→ **INSTRUCTIONS TO FOLLOW**
Transcribe all the records with complete accuracy.

→ **Source records**
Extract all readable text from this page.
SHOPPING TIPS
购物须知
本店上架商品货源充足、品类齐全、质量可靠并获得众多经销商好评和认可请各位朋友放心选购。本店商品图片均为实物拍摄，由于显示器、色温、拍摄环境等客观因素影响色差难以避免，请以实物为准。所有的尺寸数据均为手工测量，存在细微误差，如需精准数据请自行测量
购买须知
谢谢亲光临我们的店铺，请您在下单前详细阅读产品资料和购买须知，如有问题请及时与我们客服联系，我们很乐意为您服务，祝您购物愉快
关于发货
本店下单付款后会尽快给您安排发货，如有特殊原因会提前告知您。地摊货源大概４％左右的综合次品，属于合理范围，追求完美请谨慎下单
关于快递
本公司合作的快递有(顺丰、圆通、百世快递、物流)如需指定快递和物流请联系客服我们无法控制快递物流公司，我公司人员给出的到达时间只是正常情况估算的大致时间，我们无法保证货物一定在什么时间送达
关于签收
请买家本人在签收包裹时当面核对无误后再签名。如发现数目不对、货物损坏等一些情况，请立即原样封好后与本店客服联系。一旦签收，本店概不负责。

→ **THE RESPONSE**
Extract all readable text from this page.
SHOPPING TIPS
购物须知
本店上架商品货源充足、品类齐全、质量可靠并获得众多经销商好评和认可请各位朋友放心选购。本店商品图片均为实物拍摄，由于显示器、色温、拍摄环境等客观因素影响色差难以避免，请以实物为准。所有的尺寸数据均为手工测量，存在细微误差，如需精准数据请自行测量
购买须知
谢谢亲光临我们的店铺，请您在下单前详细阅读产品资料和购买须知，如有问题请及时与我们客服联系，我们很乐意为您服务，祝您购物愉快
关于发货
本店下单付款后会尽快给您安排发货，如有特殊原因会提前告知您。地摊货源大概４％左右的综合次品，属于合理范围，追求完美请谨慎下单
关于快递
本公司合作的快递有(顺丰、圆通、百世快递、物流)如需指定快递和物流请联系客服我们无法控制快递物流公司，我公司人员给出的到达时间只是正常情况估算的大致时间，我们无法保证货物一定在什么时间送达
关于签收
请买家本人在签收包裹时当面核对无误后再签名。如发现数目不对、货物损坏等一些情况，请立即原样封好后与本店客服联系。一旦签收，本店概不负责。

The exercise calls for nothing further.